- [Data listing]:

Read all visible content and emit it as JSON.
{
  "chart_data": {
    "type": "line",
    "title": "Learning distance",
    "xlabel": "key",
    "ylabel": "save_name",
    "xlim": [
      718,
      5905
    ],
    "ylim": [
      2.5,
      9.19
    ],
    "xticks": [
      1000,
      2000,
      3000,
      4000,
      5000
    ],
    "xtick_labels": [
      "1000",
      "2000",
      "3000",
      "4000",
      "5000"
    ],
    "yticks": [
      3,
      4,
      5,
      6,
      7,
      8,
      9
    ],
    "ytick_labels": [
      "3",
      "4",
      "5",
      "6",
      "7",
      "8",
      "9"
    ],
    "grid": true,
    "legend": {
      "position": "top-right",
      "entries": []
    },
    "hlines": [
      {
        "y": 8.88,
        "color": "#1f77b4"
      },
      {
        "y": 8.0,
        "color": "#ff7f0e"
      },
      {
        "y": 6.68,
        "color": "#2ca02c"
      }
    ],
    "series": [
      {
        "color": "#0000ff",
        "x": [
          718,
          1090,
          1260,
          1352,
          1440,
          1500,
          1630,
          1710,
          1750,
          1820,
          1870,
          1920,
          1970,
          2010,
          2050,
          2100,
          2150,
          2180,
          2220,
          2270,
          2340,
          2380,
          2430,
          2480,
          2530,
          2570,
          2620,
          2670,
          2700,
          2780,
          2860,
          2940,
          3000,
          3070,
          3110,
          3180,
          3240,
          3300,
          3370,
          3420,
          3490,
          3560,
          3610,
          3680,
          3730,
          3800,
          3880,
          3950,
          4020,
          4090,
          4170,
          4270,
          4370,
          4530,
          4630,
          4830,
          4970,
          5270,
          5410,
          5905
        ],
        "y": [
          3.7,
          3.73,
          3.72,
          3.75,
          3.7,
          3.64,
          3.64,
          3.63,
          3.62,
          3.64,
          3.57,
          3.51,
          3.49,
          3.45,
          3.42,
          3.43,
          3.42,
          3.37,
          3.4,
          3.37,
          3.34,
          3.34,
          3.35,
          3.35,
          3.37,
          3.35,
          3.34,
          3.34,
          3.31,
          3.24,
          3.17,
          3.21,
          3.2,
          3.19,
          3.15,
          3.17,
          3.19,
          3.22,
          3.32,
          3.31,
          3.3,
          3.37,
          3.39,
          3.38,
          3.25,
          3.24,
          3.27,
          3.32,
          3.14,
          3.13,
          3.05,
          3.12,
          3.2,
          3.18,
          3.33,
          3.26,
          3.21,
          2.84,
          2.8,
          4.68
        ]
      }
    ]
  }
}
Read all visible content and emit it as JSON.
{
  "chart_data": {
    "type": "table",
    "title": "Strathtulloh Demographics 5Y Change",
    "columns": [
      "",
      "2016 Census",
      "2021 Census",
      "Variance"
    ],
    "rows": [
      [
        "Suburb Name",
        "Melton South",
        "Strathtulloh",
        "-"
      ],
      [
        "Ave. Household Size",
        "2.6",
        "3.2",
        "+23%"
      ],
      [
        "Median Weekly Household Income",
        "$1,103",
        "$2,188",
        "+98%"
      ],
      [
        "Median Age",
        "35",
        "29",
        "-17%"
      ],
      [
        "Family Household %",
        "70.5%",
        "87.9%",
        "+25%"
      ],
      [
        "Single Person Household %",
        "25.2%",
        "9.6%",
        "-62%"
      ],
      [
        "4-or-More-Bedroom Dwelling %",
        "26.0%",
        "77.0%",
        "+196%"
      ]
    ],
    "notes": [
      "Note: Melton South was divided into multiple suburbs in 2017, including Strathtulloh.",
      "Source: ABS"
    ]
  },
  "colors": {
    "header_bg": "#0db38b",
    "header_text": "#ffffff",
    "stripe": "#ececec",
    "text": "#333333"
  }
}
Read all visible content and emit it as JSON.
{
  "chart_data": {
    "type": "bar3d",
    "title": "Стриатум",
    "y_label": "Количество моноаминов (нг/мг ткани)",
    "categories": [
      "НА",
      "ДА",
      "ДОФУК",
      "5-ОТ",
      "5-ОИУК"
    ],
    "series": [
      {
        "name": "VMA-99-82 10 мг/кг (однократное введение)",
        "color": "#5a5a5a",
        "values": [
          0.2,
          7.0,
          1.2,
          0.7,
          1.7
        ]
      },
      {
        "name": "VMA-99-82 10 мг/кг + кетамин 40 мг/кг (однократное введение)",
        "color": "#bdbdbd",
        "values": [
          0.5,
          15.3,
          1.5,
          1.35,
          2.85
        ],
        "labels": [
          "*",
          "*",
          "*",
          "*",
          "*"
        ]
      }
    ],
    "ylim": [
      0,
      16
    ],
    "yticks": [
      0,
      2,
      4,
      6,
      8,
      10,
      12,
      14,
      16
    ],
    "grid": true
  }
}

- [What is being asked]: Above are some records; extract every one of them exactly.

- [The output]:
Read all visible content and emit it as JSON.
{
  "chart_data": {
    "type": "line",
    "title": "Learning distance",
    "xlabel": "key",
    "ylabel": "save_name",
    "xlim": [
      718,
      5905
    ],
    "ylim": [
      2.5,
      9.19
    ],
    "xticks": [
      1000,
      2000,
      3000,
      4000,
      5000
    ],
    "xtick_labels": [
      "1000",
      "2000",
      "3000",
      "4000",
      "5000"
    ],
    "yticks": [
      3,
      4,
      5,
      6,
      7,
      8,
      9
    ],
    "ytick_labels": [
      "3",
      "4",
      "5",
      "6",
      "7",
      "8",
      "9"
    ],
    "grid": true,
    "legend": {
      "position": "top-right",
      "entries": []
    },
    "hlines": [
      {
        "y": 8.88,
        "color": "#1f77b4"
      },
      {
        "y": 8.0,
        "color": "#ff7f0e"
      },
      {
        "y": 6.68,
        "color": "#2ca02c"
      }
    ],
    "series": [
      {
        "color": "#0000ff",
        "x": [
          718,
          1090,
          1260,
          1352,
          1440,
          1500,
          1630,
          1710,
          1750,
          1820,
          1870,
          1920,
          1970,
          2010,
          2050,
          2100,
          2150,
          2180,
          2220,
          2270,
          2340,
          2380,
          2430,
          2480,
          2530,
          2570,
          2620,
          2670,
          2700,
          2780,
          2860,
          2940,
          3000,
          3070,
          3110,
          3180,
          3240,
          3300,
          3370,
          3420,
          3490,
          3560,
          3610,
          3680,
          3730,
          3800,
          3880,
          3950,
          4020,
          4090,
          4170,
          4270,
          4370,
          4530,
          4630,
          4830,
          4970,
          5270,
          5410,
          5905
        ],
        "y": [
          3.7,
          3.73,
          3.72,
          3.75,
          3.7,
          3.64,
          3.64,
          3.63,
          3.62,
          3.64,
          3.57,
          3.51,
          3.49,
          3.45,
          3.42,
          3.43,
          3.42,
          3.37,
          3.4,
          3.37,
          3.34,
          3.34,
          3.35,
          3.35,
          3.37,
          3.35,
          3.34,
          3.34,
          3.31,
          3.24,
          3.17,
          3.21,
          3.2,
          3.19,
          3.15,
          3.17,
          3.19,
          3.22,
          3.32,
          3.31,
          3.3,
          3.37,
          3.39,
          3.38,
          3.25,
          3.24,
          3.27,
          3.32,
          3.14,
          3.13,
          3.05,
          3.12,
          3.2,
          3.18,
          3.33,
          3.26,
          3.21,
          2.84,
          2.8,
          4.68
        ]
      }
    ]
  }
}
Read all visible content and emit it as JSON.
{
  "chart_data": {
    "type": "table",
    "title": "Strathtulloh Demographics 5Y Change",
    "columns": [
      "",
      "2016 Census",
      "2021 Census",
      "Variance"
    ],
    "rows": [
      [
        "Suburb Name",
        "Melton South",
        "Strathtulloh",
        "-"
      ],
      [
        "Ave. Household Size",
        "2.6",
        "3.2",
        "+23%"
      ],
      [
        "Median Weekly Household Income",
        "$1,103",
        "$2,188",
        "+98%"
      ],
      [
        "Median Age",
        "35",
        "29",
        "-17%"
      ],
      [
        "Family Household %",
        "70.5%",
        "87.9%",
        "+25%"
      ],
      [
        "Single Person Household %",
        "25.2%",
        "9.6%",
        "-62%"
      ],
      [
        "4-or-More-Bedroom Dwelling %",
        "26.0%",
        "77.0%",
        "+196%"
      ]
    ],
    "notes": [
      "Note: Melton South was divided into multiple suburbs in 2017, including Strathtulloh.",
      "Source: ABS"
    ]
  },
  "colors": {
    "header_bg": "#0db38b",
    "header_text": "#ffffff",
    "stripe": "#ececec",
    "text": "#333333"
  }
}
Read all visible content and emit it as JSON.
{
  "chart_data": {
    "type": "bar3d",
    "title": "Стриатум",
    "y_label": "Количество моноаминов (нг/мг ткани)",
    "categories": [
      "НА",
      "ДА",
      "ДОФУК",
      "5-ОТ",
      "5-ОИУК"
    ],
    "series": [
      {
        "name": "VMA-99-82 10 мг/кг (однократное введение)",
        "color": "#5a5a5a",
        "values": [
          0.2,
          7.0,
          1.2,
          0.7,
          1.7
        ]
      },
      {
        "name": "VMA-99-82 10 мг/кг + кетамин 40 мг/кг (однократное введение)",
        "color": "#bdbdbd",
        "values": [
          0.5,
          15.3,
          1.5,
          1.35,
          2.85
        ],
        "labels": [
          "*",
          "*",
          "*",
          "*",
          "*"
        ]
      }
    ],
    "ylim": [
      0,
      16
    ],
    "yticks": [
      0,
      2,
      4,
      6,
      8,
      10,
      12,
      14,
      16
    ],
    "grid": true
  }
}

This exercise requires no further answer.